**Exercise instructions:**
**A)** In the privacy discussion, what two ends does Regard say the spectrum or gauge moves between?
**B)** Continue the privacy discussion from its last sentence.

**Excerpt:**
━━━━━━━━━━
The third vector is that we can now do exhaustive analysis with artificial intelligence and neuro-network algorithms that allow us to try an endless permutation of patterns and possibilities until something useful emerges. That far exceeds a human’s ability to detect those patterns.
Finally, we can combine two or more sets of data and develop a resonance that you would never see in a single set. When you have that data, the degree and granularity of insight it gives into the activities of employees is unprecedented.
Waxse: I think again we need to focus on the reason we’re concerned about this. The primary reason is to protect individual privacy. If you go back to that basic question – is this something that should be protected? – that’s where the line is.
What is a reasonable expectation of privacy?
Waxse: I don’t think it’s possible to come up with an objective definition. A reasonable expectation of privacy is what the court that’s reviewing it says it is. It’s a multifactor analysis. No definition will allow us to see, for this particular information, which side of the privacy line it is on.
One of the scary things I see when looking at the big picture is that more and more people don’t have any idea about a reasonable expectation of privacy. You see teenagers sexting and putting things on the internet you couldn’t imagine them being willing to give up their privacy on. It’s clear that it’s a changing definition. Let’s hope we can figure out how to protect the concept of privacy.
Regard: It definitely is changing. At conferences and in think tanks we analogize it to a spectrum or gauge that vacillates between cool and creepy. Technology is cool. It helps us. It tells us what we want to know until it becomes creepy. That seems to be the ever-moving line between what is reasonable and what is not reasonable.
━━━━━━━━━━
Region boundary data
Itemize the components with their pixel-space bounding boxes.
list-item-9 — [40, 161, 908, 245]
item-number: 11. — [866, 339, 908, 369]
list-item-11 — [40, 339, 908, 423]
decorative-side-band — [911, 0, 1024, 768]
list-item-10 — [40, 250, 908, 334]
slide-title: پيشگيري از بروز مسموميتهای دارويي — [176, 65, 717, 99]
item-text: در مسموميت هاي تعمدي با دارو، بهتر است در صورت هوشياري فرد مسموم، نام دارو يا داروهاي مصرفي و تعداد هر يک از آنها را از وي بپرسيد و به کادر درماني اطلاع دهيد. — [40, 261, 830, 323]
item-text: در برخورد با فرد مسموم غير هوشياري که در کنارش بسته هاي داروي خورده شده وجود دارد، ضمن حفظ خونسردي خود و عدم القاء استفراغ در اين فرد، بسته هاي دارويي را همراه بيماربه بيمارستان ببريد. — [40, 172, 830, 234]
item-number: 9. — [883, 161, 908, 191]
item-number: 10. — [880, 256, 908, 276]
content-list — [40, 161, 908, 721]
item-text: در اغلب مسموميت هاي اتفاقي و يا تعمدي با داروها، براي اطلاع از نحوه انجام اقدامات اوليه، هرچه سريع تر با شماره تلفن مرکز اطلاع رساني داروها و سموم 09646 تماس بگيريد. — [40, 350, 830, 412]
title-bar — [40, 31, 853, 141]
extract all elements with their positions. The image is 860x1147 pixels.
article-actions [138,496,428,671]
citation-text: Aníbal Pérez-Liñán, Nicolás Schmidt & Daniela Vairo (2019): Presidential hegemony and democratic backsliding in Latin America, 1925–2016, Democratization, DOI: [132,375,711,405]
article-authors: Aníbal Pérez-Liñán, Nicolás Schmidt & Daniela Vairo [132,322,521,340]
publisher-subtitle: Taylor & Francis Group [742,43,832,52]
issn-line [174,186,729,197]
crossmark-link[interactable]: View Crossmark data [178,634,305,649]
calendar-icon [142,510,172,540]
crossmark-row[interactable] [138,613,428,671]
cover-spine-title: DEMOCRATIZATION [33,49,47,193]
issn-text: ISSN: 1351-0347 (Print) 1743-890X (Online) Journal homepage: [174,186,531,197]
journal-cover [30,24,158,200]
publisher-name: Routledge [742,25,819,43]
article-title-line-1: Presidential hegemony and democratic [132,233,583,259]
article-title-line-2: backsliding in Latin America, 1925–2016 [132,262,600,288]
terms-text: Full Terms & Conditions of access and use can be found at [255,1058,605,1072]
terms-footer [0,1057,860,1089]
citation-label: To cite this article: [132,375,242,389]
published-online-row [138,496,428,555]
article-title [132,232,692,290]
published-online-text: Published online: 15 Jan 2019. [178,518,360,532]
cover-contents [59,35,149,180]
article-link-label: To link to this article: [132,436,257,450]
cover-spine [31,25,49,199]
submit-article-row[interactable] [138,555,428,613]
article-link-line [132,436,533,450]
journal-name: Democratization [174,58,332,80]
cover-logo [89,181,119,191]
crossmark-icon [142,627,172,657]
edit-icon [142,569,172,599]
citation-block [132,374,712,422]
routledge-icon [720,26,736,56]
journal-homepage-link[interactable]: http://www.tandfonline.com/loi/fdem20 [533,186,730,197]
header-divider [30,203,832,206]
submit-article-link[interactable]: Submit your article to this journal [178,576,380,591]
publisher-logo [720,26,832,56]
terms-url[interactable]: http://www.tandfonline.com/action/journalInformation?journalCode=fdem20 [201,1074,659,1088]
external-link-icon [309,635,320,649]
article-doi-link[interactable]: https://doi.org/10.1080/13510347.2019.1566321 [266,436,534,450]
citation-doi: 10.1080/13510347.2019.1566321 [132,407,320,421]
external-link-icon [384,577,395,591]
━━━━━━━━━━
**Task answers:**
**A)** Cool and creepy.

**B)**
Technology companies, in their quest, which I’m thankful for, to provide better services and tools and capabilities, are constantly nudging that line between what would be helpful for the consumer and what would be intrusive and big brotheresque. Many of us have had the experience of waking up and our iPhone tells us it’s going to take a little longer to get to work this morning. You wonder how it knows where my work is, and why it thinks I’m going to work. It’s calculated the day of the week and your patterns and the route you usually take. It’s creepy, and then we get cool with it. We come to expect it, and our meter has moved.
McMahon: Dan is right that our expectations of privacy have changed. We know that certain things are recorded. We know that your smart TV knows what shows you like and Netflix knows what movies you want to watch. We understand that and we appreciate it. But having the government or somebody else come in and search and seize that information without my knowledge, or without probable cause, is a new level of consideration. I think there’s a distinction between me using that for my own convenience within my home versus somebody else coming in and getting that information about me.
Judkins: I completely agree. As a consumer, if I opt in and know that my Beats earphones are recording what music stations I’m listening to so I can get more music like this, that’s helpful from a consumer perspective. What I struggle with is the government or any other agency telling me, “Hey, we expect you to do such and such because that’s your pattern.” What if I change? What if I got a new job? What if my life shifted and I’m taking care of an elderly parent and I have to wash twice as much? People expect to have some privacy in their personal life. When someone from the outside is looking in at you, that’s when it becomes creepy to me. That’s my yuck factor.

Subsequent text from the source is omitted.